**Written request**
Please list all lines of the material below in which the string "hacer" occurs.

Dataset records
[Start]

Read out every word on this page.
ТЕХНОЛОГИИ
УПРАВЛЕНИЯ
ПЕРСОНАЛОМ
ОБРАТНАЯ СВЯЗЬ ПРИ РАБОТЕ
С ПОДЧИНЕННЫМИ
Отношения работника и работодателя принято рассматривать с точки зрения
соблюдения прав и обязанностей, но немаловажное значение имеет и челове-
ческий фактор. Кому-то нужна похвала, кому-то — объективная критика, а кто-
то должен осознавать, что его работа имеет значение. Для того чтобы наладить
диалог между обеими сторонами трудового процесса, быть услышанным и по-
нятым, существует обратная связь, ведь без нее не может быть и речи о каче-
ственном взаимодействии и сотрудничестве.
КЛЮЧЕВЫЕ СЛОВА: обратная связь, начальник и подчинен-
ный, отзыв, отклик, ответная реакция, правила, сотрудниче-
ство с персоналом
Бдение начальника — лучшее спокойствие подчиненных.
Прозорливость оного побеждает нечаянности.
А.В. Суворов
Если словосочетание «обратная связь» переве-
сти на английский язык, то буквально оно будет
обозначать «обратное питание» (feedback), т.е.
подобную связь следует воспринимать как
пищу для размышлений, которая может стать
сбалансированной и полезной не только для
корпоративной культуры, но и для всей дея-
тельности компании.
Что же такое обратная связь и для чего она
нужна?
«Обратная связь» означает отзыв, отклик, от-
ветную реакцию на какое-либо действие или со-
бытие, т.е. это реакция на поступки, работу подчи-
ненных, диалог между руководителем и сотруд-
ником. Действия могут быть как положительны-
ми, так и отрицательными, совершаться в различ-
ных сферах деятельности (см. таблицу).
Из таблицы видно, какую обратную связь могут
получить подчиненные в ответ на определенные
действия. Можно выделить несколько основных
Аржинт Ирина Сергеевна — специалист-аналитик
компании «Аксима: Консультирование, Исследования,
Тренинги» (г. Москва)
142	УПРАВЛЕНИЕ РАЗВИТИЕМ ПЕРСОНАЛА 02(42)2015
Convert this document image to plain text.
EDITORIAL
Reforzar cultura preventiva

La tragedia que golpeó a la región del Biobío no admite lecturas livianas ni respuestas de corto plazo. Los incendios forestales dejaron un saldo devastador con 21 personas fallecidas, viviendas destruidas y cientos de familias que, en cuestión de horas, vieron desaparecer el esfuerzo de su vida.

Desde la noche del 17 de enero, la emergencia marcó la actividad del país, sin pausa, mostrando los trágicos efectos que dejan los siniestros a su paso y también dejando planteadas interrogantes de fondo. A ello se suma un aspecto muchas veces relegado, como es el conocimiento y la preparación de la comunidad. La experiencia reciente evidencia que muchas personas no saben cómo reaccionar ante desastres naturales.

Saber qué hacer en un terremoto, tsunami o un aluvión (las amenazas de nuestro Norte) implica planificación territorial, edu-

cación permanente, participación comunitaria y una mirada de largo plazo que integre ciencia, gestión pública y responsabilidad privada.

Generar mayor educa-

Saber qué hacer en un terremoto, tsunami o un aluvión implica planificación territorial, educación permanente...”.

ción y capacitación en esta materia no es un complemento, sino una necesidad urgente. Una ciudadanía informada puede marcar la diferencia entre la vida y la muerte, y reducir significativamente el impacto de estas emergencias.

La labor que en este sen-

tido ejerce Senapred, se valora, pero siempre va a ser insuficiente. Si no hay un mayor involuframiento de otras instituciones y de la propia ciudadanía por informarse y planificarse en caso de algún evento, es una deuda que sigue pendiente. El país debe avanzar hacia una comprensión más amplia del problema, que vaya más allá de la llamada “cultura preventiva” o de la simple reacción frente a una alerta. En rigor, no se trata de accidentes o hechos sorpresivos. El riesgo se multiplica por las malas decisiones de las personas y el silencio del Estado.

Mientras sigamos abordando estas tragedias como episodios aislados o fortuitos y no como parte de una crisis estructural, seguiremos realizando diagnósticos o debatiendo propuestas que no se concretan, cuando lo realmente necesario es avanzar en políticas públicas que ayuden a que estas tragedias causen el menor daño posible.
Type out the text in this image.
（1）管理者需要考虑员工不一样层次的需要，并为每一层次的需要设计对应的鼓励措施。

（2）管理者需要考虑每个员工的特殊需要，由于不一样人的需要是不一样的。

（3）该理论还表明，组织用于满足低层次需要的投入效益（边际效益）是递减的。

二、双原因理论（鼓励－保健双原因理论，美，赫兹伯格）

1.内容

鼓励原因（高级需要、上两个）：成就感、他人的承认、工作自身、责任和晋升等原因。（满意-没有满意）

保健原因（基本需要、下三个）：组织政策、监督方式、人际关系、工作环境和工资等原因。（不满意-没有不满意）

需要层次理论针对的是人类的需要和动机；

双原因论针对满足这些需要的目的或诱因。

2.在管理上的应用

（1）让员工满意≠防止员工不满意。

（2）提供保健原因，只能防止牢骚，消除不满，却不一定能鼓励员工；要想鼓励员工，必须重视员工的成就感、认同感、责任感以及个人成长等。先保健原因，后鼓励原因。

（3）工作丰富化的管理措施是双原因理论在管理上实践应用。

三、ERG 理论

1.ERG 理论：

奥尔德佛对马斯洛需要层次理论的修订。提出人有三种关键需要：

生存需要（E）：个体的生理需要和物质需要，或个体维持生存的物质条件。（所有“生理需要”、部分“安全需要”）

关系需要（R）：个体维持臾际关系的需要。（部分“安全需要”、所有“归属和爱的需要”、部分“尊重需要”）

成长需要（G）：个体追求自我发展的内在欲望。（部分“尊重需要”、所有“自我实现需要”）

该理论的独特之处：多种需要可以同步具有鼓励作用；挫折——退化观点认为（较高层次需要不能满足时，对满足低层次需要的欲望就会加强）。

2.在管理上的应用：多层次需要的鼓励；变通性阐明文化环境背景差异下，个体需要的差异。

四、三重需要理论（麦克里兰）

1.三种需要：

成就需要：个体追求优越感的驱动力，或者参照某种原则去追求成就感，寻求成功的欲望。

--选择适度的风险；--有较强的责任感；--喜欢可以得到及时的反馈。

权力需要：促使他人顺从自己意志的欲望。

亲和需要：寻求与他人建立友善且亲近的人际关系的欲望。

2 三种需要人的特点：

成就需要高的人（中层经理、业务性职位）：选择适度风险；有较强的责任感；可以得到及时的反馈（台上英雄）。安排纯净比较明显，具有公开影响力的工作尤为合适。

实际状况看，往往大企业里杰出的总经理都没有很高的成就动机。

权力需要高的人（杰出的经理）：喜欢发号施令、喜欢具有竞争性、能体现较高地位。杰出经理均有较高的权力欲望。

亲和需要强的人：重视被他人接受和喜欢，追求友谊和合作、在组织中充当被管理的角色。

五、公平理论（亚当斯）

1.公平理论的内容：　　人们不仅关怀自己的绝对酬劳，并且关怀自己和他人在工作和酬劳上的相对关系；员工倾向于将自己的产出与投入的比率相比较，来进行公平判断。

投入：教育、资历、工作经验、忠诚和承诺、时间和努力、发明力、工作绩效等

[End]

**Task solution**
Saber qué hacer en un terremoto, tsunami o un aluvión (las amenazas de nuestro Norte) implica planificación territorial, edu-
Saber qué hacer en un terremoto, tsunami o un aluvión implica planificación territorial, educación permanente...”.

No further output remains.